WORK TO DO: Look for "invoice" in each line of the entries, and return the matching lines.

[Dataset records]
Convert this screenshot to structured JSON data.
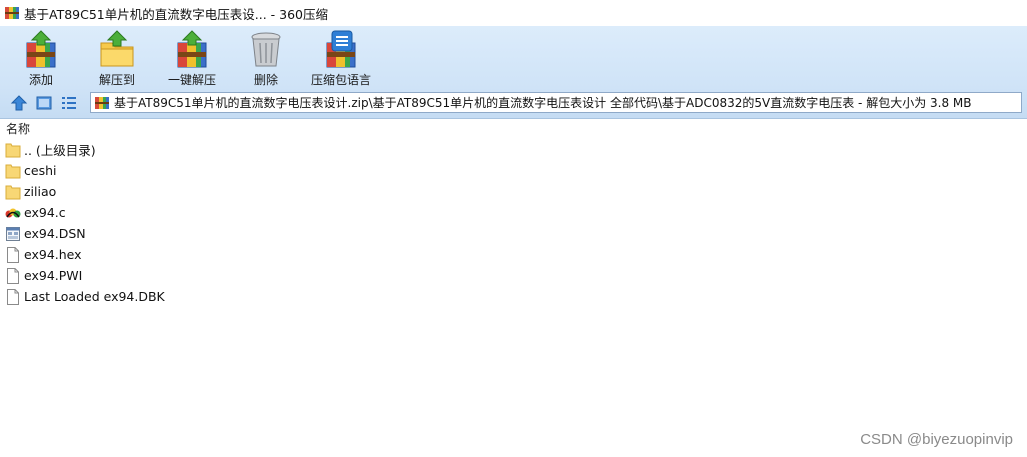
{
  "window": {
    "title": "基于AT89C51单片机的直流数字电压表设... - 360压缩"
  },
  "toolbar": {
    "buttons": [
      {
        "label": "添加",
        "icon": "add-archive-icon"
      },
      {
        "label": "解压到",
        "icon": "extract-to-icon"
      },
      {
        "label": "一键解压",
        "icon": "one-click-extract-icon"
      },
      {
        "label": "删除",
        "icon": "delete-bin-icon"
      },
      {
        "label": "压缩包语言",
        "icon": "archive-language-icon"
      }
    ]
  },
  "address": {
    "path": "基于AT89C51单片机的直流数字电压表设计.zip\\基于AT89C51单片机的直流数字电压表设计 全部代码\\基于ADC0832的5V直流数字电压表 - 解包大小为 3.8 MB"
  },
  "list": {
    "header_name": "名称",
    "files": [
      {
        "name": ".. (上级目录)",
        "type": "folder"
      },
      {
        "name": "ceshi",
        "type": "folder"
      },
      {
        "name": "ziliao",
        "type": "folder"
      },
      {
        "name": "ex94.c",
        "type": "c-source"
      },
      {
        "name": "ex94.DSN",
        "type": "dsn"
      },
      {
        "name": "ex94.hex",
        "type": "file"
      },
      {
        "name": "ex94.PWI",
        "type": "file"
      },
      {
        "name": "Last Loaded ex94.DBK",
        "type": "file"
      }
    ]
  },
  "watermark": "CSDN @biyezuopinvip"
}
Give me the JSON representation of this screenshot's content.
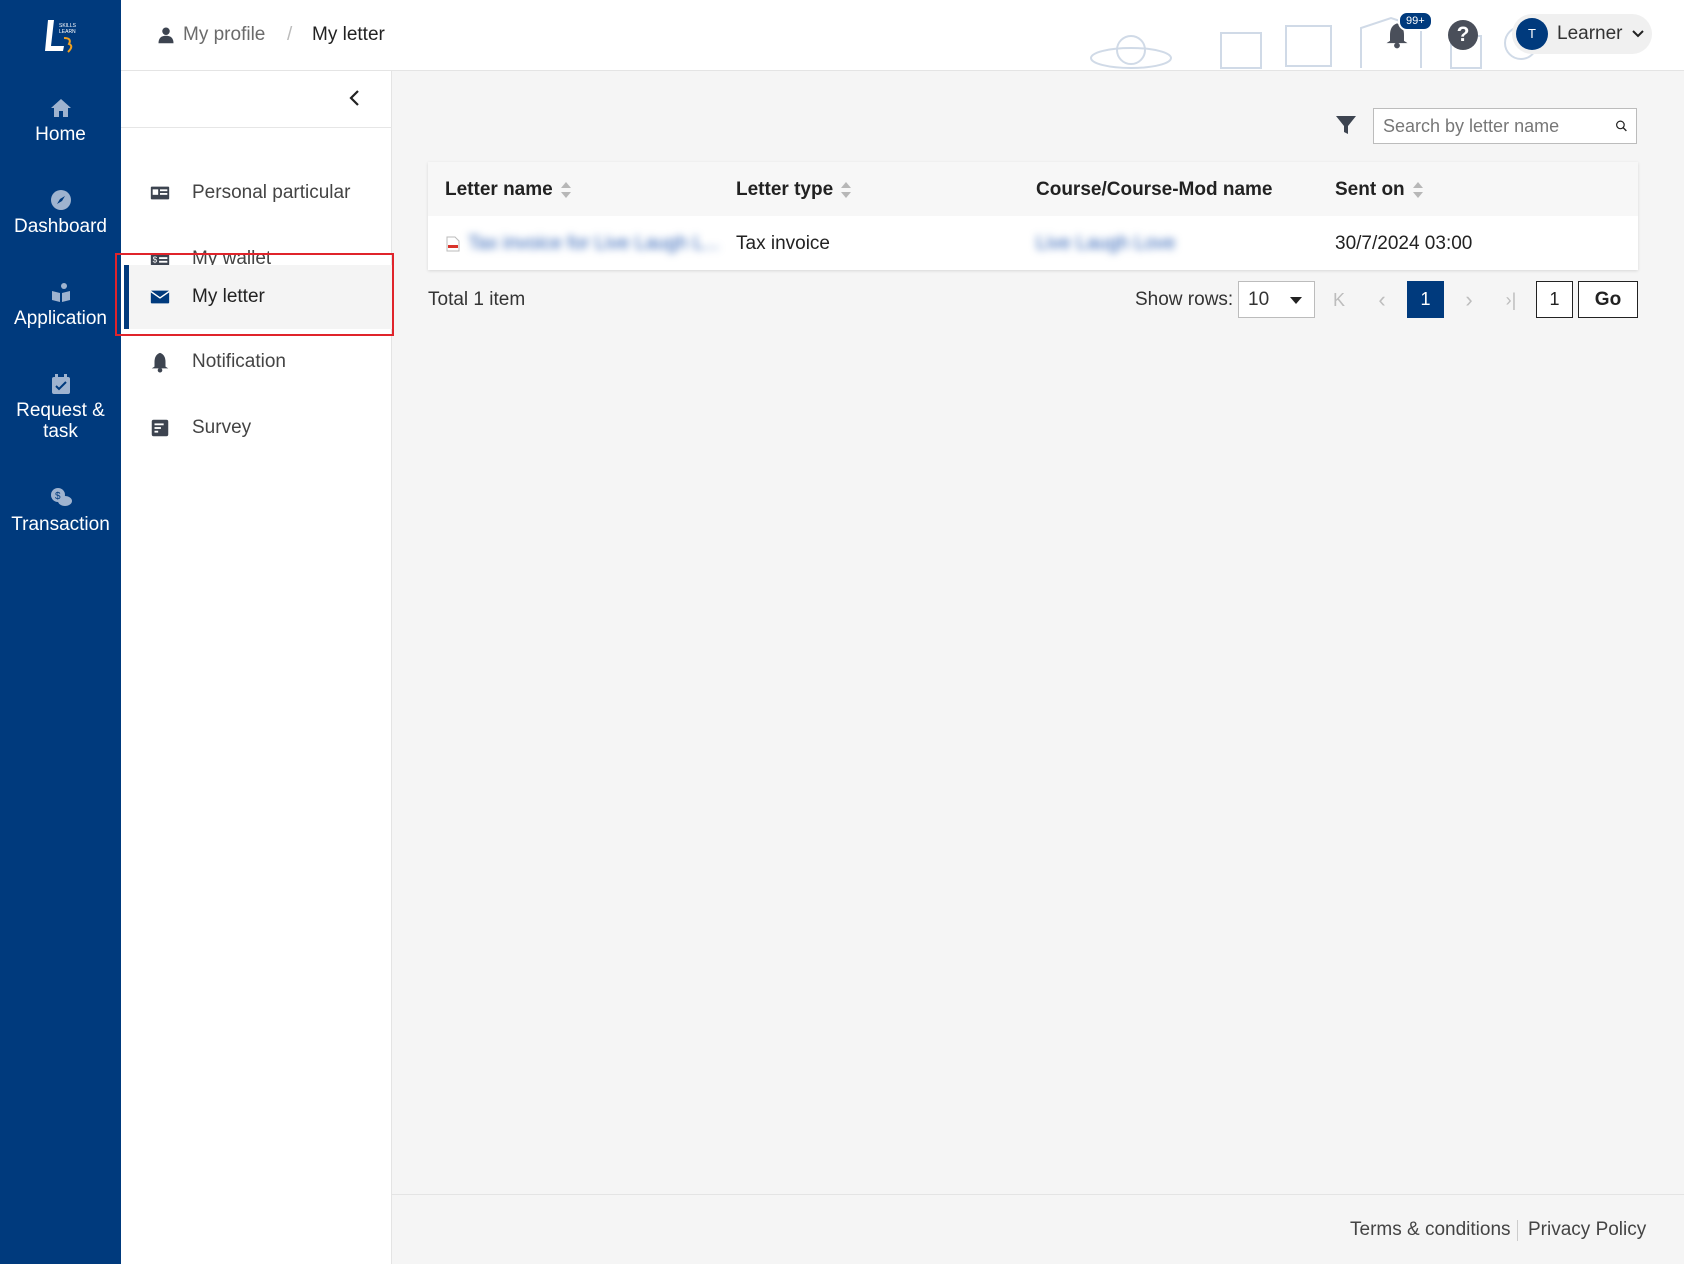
{
  "nav": {
    "items": [
      {
        "label": "Home",
        "icon": "home-icon"
      },
      {
        "label": "Dashboard",
        "icon": "compass-icon"
      },
      {
        "label": "Application",
        "icon": "application-icon"
      },
      {
        "label": "Request &",
        "label2": "task",
        "icon": "calendar-check-icon"
      },
      {
        "label": "Transaction",
        "icon": "transaction-icon"
      }
    ]
  },
  "header": {
    "breadcrumb": {
      "parent": "My profile",
      "separator": "/",
      "current": "My letter"
    },
    "notification_badge": "99+",
    "help_label": "?",
    "user": {
      "initial": "T",
      "name": "Learner"
    }
  },
  "sidebar": {
    "items": [
      {
        "label": "Personal particular",
        "icon": "id-card-icon"
      },
      {
        "label": "My wallet",
        "icon": "wallet-icon"
      },
      {
        "label": "My letter",
        "icon": "envelope-icon",
        "active": true
      },
      {
        "label": "Notification",
        "icon": "bell-icon"
      },
      {
        "label": "Survey",
        "icon": "survey-icon"
      }
    ]
  },
  "main": {
    "search_placeholder": "Search by letter name",
    "table": {
      "headers": [
        "Letter name",
        "Letter type",
        "Course/Course-Mod name",
        "Sent on"
      ],
      "rows": [
        {
          "letter_name": "Tax invoice for Live Laugh L...",
          "letter_type": "Tax invoice",
          "course": "Live Laugh Love",
          "sent_on": "30/7/2024 03:00"
        }
      ]
    },
    "total": "Total 1 item",
    "show_rows_label": "Show rows:",
    "rows_per_page": "10",
    "pagination": {
      "first": "K",
      "prev": "‹",
      "current": "1",
      "next": "›",
      "last": "›|",
      "goto_value": "1",
      "go_label": "Go"
    }
  },
  "footer": {
    "terms": "Terms & conditions",
    "privacy": "Privacy Policy"
  },
  "colors": {
    "brand": "#003a7d",
    "highlight": "#e0242b"
  }
}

ANSWER:
          "letter_name": "Tax invoice for Live Laugh L...",
          "letter_type": "Tax invoice",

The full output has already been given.